- PROVIDED TEXT -

--- Start ---

I got my back to the sun ’cause the light is too intense

I can see what everybody in the world is up against

     – Sugar Baby

 

The Nobel Prize for Literature at last has been awarded to the most important and most influential author of the post-World War II era.

 

Bob Dylan is incomparable. No other writer, no other artist, remotely resembles him in the body of his work, its brilliance, its beauty, its inventiveness, its eternal consequence.

 

Dylan was born in 1943. Since that year the Nobel Committee has selected several luminous (and many puzzling) laureates. Andre Gide. T.S. Eliot. William Faulkner. Ernest Hemingway. Boris Pasternak. Jean-Paul Sartre. Samuel Beckett. Saul Bellow. Isaac Bashevis Singer. William Golding.

 

Momentous writers, all. Yet none has exercised anything like Dylan’s transformative impact upon the world’s moral and imaginative consciousness.

 

The wisdom, mastery, wit, and grace of Bob Dylan’s literature so pervade our minds and our emotions that they seem elements of actuality, not one man’s compositions but fundaments of existence like air, water, earth, fire. Conditions of our lives, not one person’s creations.

--- End ---

- SET TASK A -
Which lines of the entries contain the string "thumb"? Select and copy each of them in full.
The Bob Dylan passage and the entries come from unrelated sources.

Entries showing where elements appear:
--- Start ---

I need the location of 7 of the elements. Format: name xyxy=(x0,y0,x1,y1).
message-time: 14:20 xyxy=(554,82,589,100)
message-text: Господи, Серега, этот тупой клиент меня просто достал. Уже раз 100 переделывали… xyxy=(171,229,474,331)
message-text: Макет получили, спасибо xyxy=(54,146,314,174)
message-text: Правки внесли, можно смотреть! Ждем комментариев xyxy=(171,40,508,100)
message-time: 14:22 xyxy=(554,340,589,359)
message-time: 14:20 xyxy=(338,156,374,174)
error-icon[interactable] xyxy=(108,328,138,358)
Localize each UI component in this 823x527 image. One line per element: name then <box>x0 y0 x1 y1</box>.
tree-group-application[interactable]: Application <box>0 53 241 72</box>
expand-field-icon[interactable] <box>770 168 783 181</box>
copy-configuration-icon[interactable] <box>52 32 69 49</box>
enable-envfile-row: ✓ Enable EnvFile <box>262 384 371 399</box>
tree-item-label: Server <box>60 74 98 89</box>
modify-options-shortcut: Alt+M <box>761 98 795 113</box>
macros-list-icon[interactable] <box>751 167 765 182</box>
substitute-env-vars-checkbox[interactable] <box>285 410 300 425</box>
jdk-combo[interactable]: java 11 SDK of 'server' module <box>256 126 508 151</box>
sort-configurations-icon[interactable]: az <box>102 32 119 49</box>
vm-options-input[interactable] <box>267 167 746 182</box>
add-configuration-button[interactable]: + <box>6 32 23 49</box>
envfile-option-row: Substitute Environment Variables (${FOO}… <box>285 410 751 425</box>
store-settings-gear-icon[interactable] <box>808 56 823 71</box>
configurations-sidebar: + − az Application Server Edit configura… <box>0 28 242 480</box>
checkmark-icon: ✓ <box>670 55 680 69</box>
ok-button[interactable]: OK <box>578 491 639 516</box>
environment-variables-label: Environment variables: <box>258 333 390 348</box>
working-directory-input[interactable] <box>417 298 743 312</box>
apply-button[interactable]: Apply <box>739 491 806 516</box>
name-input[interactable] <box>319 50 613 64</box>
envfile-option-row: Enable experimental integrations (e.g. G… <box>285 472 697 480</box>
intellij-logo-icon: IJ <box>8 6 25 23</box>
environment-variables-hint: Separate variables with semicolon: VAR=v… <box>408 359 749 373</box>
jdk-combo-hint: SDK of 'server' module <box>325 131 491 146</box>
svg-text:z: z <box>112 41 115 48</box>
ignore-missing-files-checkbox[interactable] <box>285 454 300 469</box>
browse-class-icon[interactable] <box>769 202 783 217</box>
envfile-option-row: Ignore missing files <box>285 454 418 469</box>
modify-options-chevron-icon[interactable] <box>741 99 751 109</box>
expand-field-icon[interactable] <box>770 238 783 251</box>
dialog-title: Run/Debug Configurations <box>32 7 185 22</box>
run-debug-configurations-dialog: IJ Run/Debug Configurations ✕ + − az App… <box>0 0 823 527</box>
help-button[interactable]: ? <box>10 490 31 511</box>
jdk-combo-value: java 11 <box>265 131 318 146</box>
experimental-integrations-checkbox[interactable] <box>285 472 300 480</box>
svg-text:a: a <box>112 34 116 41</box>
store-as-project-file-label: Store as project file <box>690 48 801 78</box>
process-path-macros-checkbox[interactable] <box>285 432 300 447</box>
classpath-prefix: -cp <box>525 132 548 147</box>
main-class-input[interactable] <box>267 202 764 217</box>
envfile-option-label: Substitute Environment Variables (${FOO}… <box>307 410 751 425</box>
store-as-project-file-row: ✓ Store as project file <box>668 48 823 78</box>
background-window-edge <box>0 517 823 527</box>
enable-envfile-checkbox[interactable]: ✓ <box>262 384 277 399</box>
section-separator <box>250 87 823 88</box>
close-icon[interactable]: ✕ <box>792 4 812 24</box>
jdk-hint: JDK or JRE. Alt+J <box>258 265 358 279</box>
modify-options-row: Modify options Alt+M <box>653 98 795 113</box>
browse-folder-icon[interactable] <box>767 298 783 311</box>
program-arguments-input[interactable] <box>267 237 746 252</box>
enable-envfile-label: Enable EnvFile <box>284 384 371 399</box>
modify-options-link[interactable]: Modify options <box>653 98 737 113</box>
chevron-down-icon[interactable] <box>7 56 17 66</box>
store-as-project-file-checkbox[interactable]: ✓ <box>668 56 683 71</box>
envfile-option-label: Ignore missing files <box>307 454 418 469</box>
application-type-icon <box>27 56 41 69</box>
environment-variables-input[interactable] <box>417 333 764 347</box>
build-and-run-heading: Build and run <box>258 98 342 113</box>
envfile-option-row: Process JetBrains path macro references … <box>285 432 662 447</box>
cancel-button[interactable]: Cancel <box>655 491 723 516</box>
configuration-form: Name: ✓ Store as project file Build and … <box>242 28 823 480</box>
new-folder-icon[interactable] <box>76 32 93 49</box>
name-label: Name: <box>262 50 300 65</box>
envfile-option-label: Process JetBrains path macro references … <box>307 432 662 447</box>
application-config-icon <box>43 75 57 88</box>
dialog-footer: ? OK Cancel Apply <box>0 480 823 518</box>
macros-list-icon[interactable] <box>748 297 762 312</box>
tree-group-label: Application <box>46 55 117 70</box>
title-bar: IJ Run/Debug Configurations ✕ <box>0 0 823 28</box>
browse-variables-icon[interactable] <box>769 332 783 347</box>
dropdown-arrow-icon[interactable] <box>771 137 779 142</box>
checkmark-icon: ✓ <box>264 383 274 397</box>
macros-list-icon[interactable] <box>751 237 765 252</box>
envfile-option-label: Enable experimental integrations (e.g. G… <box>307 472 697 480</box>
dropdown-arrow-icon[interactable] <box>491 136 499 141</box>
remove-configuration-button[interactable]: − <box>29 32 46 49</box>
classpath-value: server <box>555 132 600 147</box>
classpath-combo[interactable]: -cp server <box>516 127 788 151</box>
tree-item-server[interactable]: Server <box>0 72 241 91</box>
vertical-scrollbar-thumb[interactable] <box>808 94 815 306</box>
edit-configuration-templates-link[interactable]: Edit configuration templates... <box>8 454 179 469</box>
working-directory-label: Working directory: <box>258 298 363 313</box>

--- End ---
--- Start ---

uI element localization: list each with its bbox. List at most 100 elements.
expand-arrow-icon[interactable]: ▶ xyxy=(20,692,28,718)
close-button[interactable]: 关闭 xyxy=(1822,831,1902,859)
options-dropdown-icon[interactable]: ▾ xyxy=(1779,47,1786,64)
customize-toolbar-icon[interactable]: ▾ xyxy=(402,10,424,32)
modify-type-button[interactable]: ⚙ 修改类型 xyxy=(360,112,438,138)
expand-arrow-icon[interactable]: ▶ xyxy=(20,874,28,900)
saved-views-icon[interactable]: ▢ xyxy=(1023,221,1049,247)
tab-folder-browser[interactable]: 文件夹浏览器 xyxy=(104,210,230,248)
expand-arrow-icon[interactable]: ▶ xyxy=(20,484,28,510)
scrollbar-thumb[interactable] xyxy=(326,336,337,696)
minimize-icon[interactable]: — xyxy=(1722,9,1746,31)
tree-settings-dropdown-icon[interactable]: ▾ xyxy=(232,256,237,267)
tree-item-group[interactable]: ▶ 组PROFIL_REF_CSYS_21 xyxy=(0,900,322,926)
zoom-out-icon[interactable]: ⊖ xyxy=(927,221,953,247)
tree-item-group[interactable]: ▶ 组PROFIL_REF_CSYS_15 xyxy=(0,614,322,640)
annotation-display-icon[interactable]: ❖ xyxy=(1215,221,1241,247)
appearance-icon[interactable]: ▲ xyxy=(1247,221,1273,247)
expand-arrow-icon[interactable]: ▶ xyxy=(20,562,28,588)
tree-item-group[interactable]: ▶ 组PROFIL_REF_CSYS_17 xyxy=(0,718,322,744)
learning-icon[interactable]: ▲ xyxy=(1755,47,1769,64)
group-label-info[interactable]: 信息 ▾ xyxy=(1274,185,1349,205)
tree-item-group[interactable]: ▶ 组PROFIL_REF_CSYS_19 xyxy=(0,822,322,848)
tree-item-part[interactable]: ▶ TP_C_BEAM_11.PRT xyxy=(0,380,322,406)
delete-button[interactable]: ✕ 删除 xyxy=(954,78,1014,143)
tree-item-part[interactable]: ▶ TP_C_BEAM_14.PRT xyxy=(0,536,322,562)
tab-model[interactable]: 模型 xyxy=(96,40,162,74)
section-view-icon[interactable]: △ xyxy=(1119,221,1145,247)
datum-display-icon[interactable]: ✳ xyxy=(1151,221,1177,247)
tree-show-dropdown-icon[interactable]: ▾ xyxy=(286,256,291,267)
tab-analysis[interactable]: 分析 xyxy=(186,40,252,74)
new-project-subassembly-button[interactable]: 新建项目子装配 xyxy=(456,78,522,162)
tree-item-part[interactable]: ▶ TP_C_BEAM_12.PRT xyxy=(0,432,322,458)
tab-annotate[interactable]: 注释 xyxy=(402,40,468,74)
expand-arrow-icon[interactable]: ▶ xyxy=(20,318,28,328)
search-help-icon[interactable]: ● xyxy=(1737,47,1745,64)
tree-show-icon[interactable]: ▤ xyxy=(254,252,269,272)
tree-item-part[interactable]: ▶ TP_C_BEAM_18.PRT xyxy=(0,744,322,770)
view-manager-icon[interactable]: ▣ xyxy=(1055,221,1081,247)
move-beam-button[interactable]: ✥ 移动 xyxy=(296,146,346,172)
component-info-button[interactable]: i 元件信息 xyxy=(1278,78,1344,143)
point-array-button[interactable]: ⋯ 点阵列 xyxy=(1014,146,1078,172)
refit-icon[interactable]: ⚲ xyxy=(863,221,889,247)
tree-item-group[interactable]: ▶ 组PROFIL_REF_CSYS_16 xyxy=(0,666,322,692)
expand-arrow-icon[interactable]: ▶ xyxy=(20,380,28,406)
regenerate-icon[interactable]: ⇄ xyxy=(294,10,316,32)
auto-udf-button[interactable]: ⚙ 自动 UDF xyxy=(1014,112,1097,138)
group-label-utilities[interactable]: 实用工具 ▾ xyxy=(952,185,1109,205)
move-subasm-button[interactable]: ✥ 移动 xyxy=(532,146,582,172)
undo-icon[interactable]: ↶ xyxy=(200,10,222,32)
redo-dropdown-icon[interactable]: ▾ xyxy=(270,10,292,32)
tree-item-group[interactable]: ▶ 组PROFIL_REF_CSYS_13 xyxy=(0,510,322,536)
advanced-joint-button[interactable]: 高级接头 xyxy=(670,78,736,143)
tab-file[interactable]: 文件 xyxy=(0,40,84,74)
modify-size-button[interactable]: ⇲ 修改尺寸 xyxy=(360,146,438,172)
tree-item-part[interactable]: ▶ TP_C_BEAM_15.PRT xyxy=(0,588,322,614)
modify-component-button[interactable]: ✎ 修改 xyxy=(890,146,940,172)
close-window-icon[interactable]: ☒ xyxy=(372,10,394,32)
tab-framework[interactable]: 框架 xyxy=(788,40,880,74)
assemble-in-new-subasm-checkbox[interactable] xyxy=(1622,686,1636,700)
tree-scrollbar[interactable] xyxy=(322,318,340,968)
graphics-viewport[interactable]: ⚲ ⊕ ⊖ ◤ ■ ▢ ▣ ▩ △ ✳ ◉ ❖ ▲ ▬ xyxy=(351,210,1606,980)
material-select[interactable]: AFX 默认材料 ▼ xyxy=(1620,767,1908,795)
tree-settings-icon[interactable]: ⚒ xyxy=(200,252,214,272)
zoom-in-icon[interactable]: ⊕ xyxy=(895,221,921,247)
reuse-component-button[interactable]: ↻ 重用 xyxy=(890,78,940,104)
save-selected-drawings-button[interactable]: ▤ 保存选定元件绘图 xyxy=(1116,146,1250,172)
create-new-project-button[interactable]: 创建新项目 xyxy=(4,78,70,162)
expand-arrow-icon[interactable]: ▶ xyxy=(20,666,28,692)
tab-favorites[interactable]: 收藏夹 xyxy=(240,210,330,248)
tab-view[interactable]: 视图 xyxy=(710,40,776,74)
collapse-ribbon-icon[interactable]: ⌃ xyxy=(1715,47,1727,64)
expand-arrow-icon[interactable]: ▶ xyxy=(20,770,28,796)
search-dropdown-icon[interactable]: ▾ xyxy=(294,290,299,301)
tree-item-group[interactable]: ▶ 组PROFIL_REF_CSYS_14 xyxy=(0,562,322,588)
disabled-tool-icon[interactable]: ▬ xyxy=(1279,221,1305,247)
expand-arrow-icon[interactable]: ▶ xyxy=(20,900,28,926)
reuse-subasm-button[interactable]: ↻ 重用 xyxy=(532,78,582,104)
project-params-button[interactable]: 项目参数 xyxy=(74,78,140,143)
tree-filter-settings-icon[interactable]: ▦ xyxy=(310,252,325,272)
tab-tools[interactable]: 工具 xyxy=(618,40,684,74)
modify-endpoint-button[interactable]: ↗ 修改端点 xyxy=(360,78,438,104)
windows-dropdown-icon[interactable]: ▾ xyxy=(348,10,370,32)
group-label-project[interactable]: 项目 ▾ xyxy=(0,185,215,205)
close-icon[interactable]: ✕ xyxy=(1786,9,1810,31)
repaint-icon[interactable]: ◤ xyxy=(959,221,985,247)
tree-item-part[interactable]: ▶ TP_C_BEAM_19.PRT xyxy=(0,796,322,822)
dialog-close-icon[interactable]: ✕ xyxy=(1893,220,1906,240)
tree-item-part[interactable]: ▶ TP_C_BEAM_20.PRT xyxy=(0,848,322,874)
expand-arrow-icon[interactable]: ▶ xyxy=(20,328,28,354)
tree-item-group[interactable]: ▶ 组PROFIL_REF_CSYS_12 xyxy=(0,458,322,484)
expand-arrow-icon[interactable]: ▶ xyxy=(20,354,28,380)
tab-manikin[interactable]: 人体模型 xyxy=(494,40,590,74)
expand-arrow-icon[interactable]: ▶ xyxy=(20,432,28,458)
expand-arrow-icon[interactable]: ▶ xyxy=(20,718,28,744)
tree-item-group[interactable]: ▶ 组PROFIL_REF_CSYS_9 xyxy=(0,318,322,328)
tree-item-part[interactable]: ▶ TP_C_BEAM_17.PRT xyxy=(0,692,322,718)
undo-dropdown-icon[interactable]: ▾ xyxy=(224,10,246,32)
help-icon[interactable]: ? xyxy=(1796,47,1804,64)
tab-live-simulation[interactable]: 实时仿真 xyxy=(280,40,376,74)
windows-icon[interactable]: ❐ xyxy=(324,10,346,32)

--- End ---

- SET TASK B -
Can you print the whole Bob Dylan passage again, word for word?

- REPLY A -
vertical-scrollbar-thumb[interactable] <box>808 94 815 306</box>
scrollbar-thumb[interactable] xyxy=(326,336,337,696)

- REPLY B -
I got my back to the sun ’cause the light is too intense

I can see what everybody in the world is up against

     – Sugar Baby

 

The Nobel Prize for Literature at last has been awarded to the most important and most influential author of the post-World War II era.

 

Bob Dylan is incomparable. No other writer, no other artist, remotely resembles him in the body of his work, its brilliance, its beauty, its inventiveness, its eternal consequence.

 

Dylan was born in 1943. Since that year the Nobel Committee has selected several luminous (and many puzzling) laureates. Andre Gide. T.S. Eliot. William Faulkner. Ernest Hemingway. Boris Pasternak. Jean-Paul Sartre. Samuel Beckett. Saul Bellow. Isaac Bashevis Singer. William Golding.

 

Momentous writers, all. Yet none has exercised anything like Dylan’s transformative impact upon the world’s moral and imaginative consciousness.

 

The wisdom, mastery, wit, and grace of Bob Dylan’s literature so pervade our minds and our emotions that they seem elements of actuality, not one man’s compositions but fundaments of existence like air, water, earth, fire. Conditions of our lives, not one person’s creations.